**Request**: The records that follow must be reproduced in full, exactly as written.
--- start Records supplied ---
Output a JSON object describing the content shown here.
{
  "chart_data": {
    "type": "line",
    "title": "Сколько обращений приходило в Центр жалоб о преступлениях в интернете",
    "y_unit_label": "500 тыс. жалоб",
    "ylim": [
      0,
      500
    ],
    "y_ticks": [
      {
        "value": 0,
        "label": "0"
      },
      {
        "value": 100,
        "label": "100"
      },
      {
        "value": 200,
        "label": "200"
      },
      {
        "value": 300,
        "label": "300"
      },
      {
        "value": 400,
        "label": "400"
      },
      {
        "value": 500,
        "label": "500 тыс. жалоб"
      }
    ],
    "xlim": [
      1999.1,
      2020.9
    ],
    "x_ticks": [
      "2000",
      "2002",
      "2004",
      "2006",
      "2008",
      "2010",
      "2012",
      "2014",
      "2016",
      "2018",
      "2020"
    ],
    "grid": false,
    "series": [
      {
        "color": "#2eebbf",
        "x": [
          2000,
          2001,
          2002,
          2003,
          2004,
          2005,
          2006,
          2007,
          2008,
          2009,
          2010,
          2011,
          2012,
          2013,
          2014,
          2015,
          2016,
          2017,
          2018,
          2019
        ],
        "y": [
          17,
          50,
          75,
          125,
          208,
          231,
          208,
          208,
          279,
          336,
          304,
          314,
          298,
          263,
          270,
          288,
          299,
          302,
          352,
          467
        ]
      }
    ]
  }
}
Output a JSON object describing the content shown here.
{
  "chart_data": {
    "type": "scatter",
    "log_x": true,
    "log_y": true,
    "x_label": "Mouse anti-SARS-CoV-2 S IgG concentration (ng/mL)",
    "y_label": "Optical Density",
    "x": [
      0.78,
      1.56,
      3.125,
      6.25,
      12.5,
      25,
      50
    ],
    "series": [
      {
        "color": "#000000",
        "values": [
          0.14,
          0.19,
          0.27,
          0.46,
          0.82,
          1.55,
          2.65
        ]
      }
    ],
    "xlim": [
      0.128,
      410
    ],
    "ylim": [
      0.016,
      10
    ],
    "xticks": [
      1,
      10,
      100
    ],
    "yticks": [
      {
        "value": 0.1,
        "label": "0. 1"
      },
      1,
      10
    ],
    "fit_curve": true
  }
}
--- end Records supplied ---
**Response**:
Output a JSON object describing the content shown here.
{
  "chart_data": {
    "type": "line",
    "title": "Сколько обращений приходило в Центр жалоб о преступлениях в интернете",
    "y_unit_label": "500 тыс. жалоб",
    "ylim": [
      0,
      500
    ],
    "y_ticks": [
      {
        "value": 0,
        "label": "0"
      },
      {
        "value": 100,
        "label": "100"
      },
      {
        "value": 200,
        "label": "200"
      },
      {
        "value": 300,
        "label": "300"
      },
      {
        "value": 400,
        "label": "400"
      },
      {
        "value": 500,
        "label": "500 тыс. жалоб"
      }
    ],
    "xlim": [
      1999.1,
      2020.9
    ],
    "x_ticks": [
      "2000",
      "2002",
      "2004",
      "2006",
      "2008",
      "2010",
      "2012",
      "2014",
      "2016",
      "2018",
      "2020"
    ],
    "grid": false,
    "series": [
      {
        "color": "#2eebbf",
        "x": [
          2000,
          2001,
          2002,
          2003,
          2004,
          2005,
          2006,
          2007,
          2008,
          2009,
          2010,
          2011,
          2012,
          2013,
          2014,
          2015,
          2016,
          2017,
          2018,
          2019
        ],
        "y": [
          17,
          50,
          75,
          125,
          208,
          231,
          208,
          208,
          279,
          336,
          304,
          314,
          298,
          263,
          270,
          288,
          299,
          302,
          352,
          467
        ]
      }
    ]
  }
}
Output a JSON object describing the content shown here.
{
  "chart_data": {
    "type": "scatter",
    "log_x": true,
    "log_y": true,
    "x_label": "Mouse anti-SARS-CoV-2 S IgG concentration (ng/mL)",
    "y_label": "Optical Density",
    "x": [
      0.78,
      1.56,
      3.125,
      6.25,
      12.5,
      25,
      50
    ],
    "series": [
      {
        "color": "#000000",
        "values": [
          0.14,
          0.19,
          0.27,
          0.46,
          0.82,
          1.55,
          2.65
        ]
      }
    ],
    "xlim": [
      0.128,
      410
    ],
    "ylim": [
      0.016,
      10
    ],
    "xticks": [
      1,
      10,
      100
    ],
    "yticks": [
      {
        "value": 0.1,
        "label": "0. 1"
      },
      1,
      10
    ],
    "fit_curve": true
  }
}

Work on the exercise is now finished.